## Exercise goal
Pictures aside, quote the whole listing exactly.

Collected data entries
start

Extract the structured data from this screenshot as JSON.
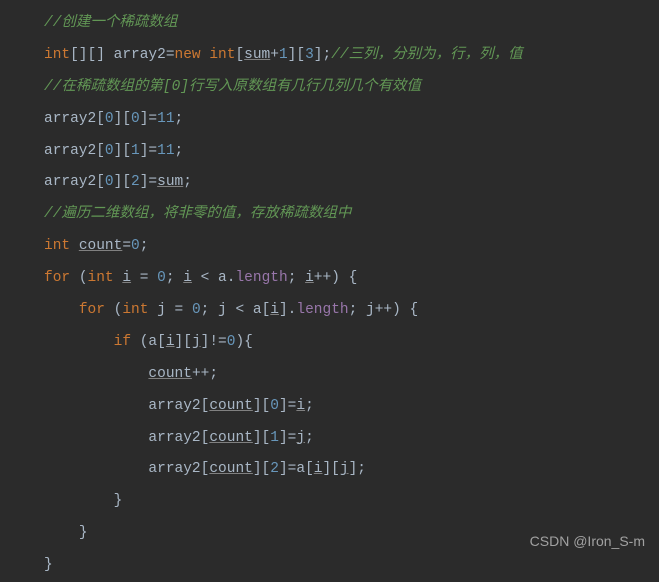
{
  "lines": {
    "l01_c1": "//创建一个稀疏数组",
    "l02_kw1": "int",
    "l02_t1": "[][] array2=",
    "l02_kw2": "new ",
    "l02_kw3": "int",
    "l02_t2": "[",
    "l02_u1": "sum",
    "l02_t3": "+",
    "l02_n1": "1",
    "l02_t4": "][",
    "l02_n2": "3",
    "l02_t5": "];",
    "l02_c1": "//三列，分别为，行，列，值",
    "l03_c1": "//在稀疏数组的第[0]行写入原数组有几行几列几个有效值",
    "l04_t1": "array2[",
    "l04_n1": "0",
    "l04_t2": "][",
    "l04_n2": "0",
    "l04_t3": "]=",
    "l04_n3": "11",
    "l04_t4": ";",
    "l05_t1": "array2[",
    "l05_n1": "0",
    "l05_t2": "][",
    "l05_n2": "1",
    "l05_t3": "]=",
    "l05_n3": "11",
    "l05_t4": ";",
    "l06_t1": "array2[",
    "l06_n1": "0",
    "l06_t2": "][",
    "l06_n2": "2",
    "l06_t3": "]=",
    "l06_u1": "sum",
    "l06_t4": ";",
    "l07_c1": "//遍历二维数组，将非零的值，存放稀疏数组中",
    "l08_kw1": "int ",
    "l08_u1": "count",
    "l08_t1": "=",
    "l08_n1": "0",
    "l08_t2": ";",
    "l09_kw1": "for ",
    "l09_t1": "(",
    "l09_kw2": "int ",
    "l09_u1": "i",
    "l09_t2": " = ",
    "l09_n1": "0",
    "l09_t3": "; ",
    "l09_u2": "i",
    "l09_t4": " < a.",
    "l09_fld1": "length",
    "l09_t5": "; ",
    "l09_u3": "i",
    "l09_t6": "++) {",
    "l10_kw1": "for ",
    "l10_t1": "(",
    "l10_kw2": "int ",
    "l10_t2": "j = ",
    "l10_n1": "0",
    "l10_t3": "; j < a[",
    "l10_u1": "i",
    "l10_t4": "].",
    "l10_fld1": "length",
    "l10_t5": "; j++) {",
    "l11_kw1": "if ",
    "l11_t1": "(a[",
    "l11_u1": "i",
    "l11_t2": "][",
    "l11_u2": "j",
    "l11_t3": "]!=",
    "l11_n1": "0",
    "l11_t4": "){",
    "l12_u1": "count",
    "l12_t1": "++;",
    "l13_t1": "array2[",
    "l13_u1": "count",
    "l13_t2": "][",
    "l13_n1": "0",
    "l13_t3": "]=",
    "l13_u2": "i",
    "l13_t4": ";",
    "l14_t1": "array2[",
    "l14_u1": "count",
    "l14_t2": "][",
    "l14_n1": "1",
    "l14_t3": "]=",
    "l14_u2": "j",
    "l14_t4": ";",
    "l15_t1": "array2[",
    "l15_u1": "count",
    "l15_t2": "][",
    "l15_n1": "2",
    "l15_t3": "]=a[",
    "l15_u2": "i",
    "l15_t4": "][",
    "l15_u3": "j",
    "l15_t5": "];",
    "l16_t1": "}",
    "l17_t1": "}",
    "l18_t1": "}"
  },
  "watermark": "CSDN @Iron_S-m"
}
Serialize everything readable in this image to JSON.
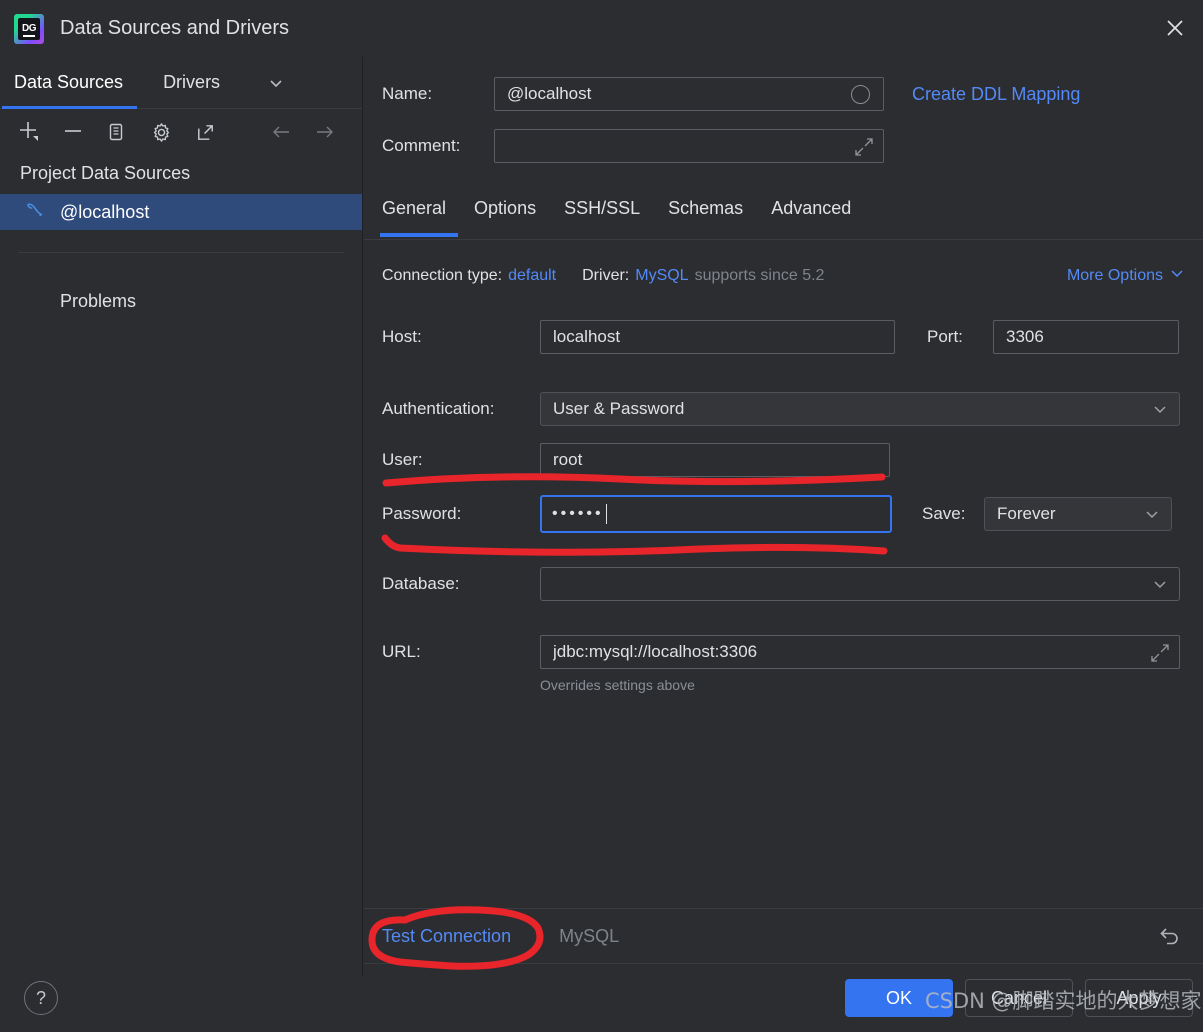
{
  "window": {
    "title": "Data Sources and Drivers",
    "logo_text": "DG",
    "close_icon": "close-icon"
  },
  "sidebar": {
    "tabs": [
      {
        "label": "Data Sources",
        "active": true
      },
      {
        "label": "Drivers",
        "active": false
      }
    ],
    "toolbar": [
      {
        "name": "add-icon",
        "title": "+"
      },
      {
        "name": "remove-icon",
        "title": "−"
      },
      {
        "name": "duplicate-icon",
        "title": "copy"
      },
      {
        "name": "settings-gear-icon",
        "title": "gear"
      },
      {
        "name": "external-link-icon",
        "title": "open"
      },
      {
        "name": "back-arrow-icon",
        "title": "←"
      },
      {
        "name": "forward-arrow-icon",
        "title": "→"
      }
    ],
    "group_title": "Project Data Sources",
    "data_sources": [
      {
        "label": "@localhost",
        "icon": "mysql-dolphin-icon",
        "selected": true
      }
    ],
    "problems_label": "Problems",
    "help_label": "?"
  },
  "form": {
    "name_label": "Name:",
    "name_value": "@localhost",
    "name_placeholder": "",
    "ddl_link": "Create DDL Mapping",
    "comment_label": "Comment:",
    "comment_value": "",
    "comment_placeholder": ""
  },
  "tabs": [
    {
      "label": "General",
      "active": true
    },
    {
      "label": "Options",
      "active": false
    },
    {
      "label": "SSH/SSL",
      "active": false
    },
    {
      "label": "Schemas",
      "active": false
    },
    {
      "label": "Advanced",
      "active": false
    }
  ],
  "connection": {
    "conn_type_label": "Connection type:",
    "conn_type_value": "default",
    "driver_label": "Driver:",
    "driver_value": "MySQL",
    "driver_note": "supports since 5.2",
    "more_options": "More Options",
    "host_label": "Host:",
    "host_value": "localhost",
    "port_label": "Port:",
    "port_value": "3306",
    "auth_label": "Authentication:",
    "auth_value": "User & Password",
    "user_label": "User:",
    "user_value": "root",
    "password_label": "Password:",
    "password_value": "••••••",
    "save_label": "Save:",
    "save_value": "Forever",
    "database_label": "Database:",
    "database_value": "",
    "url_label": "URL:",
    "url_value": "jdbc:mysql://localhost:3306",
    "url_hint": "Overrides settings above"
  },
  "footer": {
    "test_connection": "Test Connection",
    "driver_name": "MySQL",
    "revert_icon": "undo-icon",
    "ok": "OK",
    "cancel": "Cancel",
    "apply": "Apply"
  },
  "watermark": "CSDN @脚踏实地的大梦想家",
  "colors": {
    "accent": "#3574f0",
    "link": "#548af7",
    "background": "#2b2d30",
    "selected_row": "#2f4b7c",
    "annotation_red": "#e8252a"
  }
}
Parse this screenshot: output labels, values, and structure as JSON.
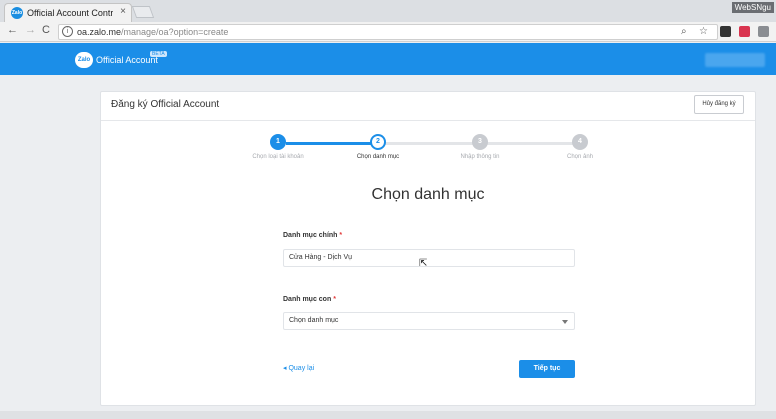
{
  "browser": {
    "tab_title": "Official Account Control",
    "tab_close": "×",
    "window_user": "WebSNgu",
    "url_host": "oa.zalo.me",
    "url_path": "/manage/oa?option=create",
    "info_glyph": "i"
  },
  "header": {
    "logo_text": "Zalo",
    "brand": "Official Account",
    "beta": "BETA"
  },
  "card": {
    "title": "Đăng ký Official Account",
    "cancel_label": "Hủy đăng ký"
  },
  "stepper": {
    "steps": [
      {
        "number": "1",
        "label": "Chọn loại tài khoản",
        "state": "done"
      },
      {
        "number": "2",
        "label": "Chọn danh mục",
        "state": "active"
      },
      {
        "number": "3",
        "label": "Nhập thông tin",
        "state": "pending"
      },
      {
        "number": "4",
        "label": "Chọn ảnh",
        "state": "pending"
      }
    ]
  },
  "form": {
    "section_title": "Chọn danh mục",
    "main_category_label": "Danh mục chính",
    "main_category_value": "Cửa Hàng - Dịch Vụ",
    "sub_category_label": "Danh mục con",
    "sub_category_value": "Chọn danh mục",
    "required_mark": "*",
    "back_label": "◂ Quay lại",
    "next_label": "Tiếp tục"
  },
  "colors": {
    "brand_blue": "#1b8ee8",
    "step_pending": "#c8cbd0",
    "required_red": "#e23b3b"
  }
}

end

## Worked solution
Extract the structured data from this screenshot as JSON.
{
  "lines": {
    "l01_c1": "//创建一个稀疏数组",
    "l02_kw1": "int",
    "l02_t1": "[][] array2=",
    "l02_kw2": "new ",
    "l02_kw3": "int",
    "l02_t2": "[",
    "l02_u1": "sum",
    "l02_t3": "+",
    "l02_n1": "1",
    "l02_t4": "][",
    "l02_n2": "3",
    "l02_t5": "];",
    "l02_c1": "//三列，分别为，行，列，值",
    "l03_c1": "//在稀疏数组的第[0]行写入原数组有几行几列几个有效值",
    "l04_t1": "array2[",
    "l04_n1": "0",
    "l04_t2": "][",
    "l04_n2": "0",
    "l04_t3": "]=",
    "l04_n3": "11",
    "l04_t4": ";",
    "l05_t1": "array2[",
    "l05_n1": "0",
    "l05_t2": "][",
    "l05_n2": "1",
    "l05_t3": "]=",
    "l05_n3": "11",
    "l05_t4": ";",
    "l06_t1": "array2[",
    "l06_n1": "0",
    "l06_t2": "][",
    "l06_n2": "2",
    "l06_t3": "]=",
    "l06_u1": "sum",
    "l06_t4": ";",
    "l07_c1": "//遍历二维数组，将非零的值，存放稀疏数组中",
    "l08_kw1": "int ",
    "l08_u1": "count",
    "l08_t1": "=",
    "l08_n1": "0",
    "l08_t2": ";",
    "l09_kw1": "for ",
    "l09_t1": "(",
    "l09_kw2": "int ",
    "l09_u1": "i",
    "l09_t2": " = ",
    "l09_n1": "0",
    "l09_t3": "; ",
    "l09_u2": "i",
    "l09_t4": " < a.",
    "l09_fld1": "length",
    "l09_t5": "; ",
    "l09_u3": "i",
    "l09_t6": "++) {",
    "l10_kw1": "for ",
    "l10_t1": "(",
    "l10_kw2": "int ",
    "l10_t2": "j = ",
    "l10_n1": "0",
    "l10_t3": "; j < a[",
    "l10_u1": "i",
    "l10_t4": "].",
    "l10_fld1": "length",
    "l10_t5": "; j++) {",
    "l11_kw1": "if ",
    "l11_t1": "(a[",
    "l11_u1": "i",
    "l11_t2": "][",
    "l11_u2": "j",
    "l11_t3": "]!=",
    "l11_n1": "0",
    "l11_t4": "){",
    "l12_u1": "count",
    "l12_t1": "++;",
    "l13_t1": "array2[",
    "l13_u1": "count",
    "l13_t2": "][",
    "l13_n1": "0",
    "l13_t3": "]=",
    "l13_u2": "i",
    "l13_t4": ";",
    "l14_t1": "array2[",
    "l14_u1": "count",
    "l14_t2": "][",
    "l14_n1": "1",
    "l14_t3": "]=",
    "l14_u2": "j",
    "l14_t4": ";",
    "l15_t1": "array2[",
    "l15_u1": "count",
    "l15_t2": "][",
    "l15_n1": "2",
    "l15_t3": "]=a[",
    "l15_u2": "i",
    "l15_t4": "][",
    "l15_u3": "j",
    "l15_t5": "];",
    "l16_t1": "}",
    "l17_t1": "}",
    "l18_t1": "}"
  },
  "watermark": "CSDN @Iron_S-m"
}
Serialize everything readable in this image to JSON.
{
  "window": {
    "title": "Data Sources and Drivers",
    "logo_text": "DG",
    "close_icon": "close-icon"
  },
  "sidebar": {
    "tabs": [
      {
        "label": "Data Sources",
        "active": true
      },
      {
        "label": "Drivers",
        "active": false
      }
    ],
    "toolbar": [
      {
        "name": "add-icon",
        "title": "+"
      },
      {
        "name": "remove-icon",
        "title": "−"
      },
      {
        "name": "duplicate-icon",
        "title": "copy"
      },
      {
        "name": "settings-gear-icon",
        "title": "gear"
      },
      {
        "name": "external-link-icon",
        "title": "open"
      },
      {
        "name": "back-arrow-icon",
        "title": "←"
      },
      {
        "name": "forward-arrow-icon",
        "title": "→"
      }
    ],
    "group_title": "Project Data Sources",
    "data_sources": [
      {
        "label": "@localhost",
        "icon": "mysql-dolphin-icon",
        "selected": true
      }
    ],
    "problems_label": "Problems",
    "help_label": "?"
  },
  "form": {
    "name_label": "Name:",
    "name_value": "@localhost",
    "name_placeholder": "",
    "ddl_link": "Create DDL Mapping",
    "comment_label": "Comment:",
    "comment_value": "",
    "comment_placeholder": ""
  },
  "tabs": [
    {
      "label": "General",
      "active": true
    },
    {
      "label": "Options",
      "active": false
    },
    {
      "label": "SSH/SSL",
      "active": false
    },
    {
      "label": "Schemas",
      "active": false
    },
    {
      "label": "Advanced",
      "active": false
    }
  ],
  "connection": {
    "conn_type_label": "Connection type:",
    "conn_type_value": "default",
    "driver_label": "Driver:",
    "driver_value": "MySQL",
    "driver_note": "supports since 5.2",
    "more_options": "More Options",
    "host_label": "Host:",
    "host_value": "localhost",
    "port_label": "Port:",
    "port_value": "3306",
    "auth_label": "Authentication:",
    "auth_value": "User & Password",
    "user_label": "User:",
    "user_value": "root",
    "password_label": "Password:",
    "password_value": "••••••",
    "save_label": "Save:",
    "save_value": "Forever",
    "database_label": "Database:",
    "database_value": "",
    "url_label": "URL:",
    "url_value": "jdbc:mysql://localhost:3306",
    "url_hint": "Overrides settings above"
  },
  "footer": {
    "test_connection": "Test Connection",
    "driver_name": "MySQL",
    "revert_icon": "undo-icon",
    "ok": "OK",
    "cancel": "Cancel",
    "apply": "Apply"
  },
  "watermark": "CSDN @脚踏实地的大梦想家",
  "colors": {
    "accent": "#3574f0",
    "link": "#548af7",
    "background": "#2b2d30",
    "selected_row": "#2f4b7c",
    "annotation_red": "#e8252a"
  }
}
Parse this screenshot: output labels, values, and structure as JSON.
{
  "browser": {
    "tab_title": "Official Account Control",
    "tab_close": "×",
    "window_user": "WebSNgu",
    "url_host": "oa.zalo.me",
    "url_path": "/manage/oa?option=create",
    "info_glyph": "i"
  },
  "header": {
    "logo_text": "Zalo",
    "brand": "Official Account",
    "beta": "BETA"
  },
  "card": {
    "title": "Đăng ký Official Account",
    "cancel_label": "Hủy đăng ký"
  },
  "stepper": {
    "steps": [
      {
        "number": "1",
        "label": "Chọn loại tài khoản",
        "state": "done"
      },
      {
        "number": "2",
        "label": "Chọn danh mục",
        "state": "active"
      },
      {
        "number": "3",
        "label": "Nhập thông tin",
        "state": "pending"
      },
      {
        "number": "4",
        "label": "Chọn ảnh",
        "state": "pending"
      }
    ]
  },
  "form": {
    "section_title": "Chọn danh mục",
    "main_category_label": "Danh mục chính",
    "main_category_value": "Cửa Hàng - Dịch Vụ",
    "sub_category_label": "Danh mục con",
    "sub_category_value": "Chọn danh mục",
    "required_mark": "*",
    "back_label": "◂ Quay lại",
    "next_label": "Tiếp tục"
  },
  "colors": {
    "brand_blue": "#1b8ee8",
    "step_pending": "#c8cbd0",
    "required_red": "#e23b3b"
  }
}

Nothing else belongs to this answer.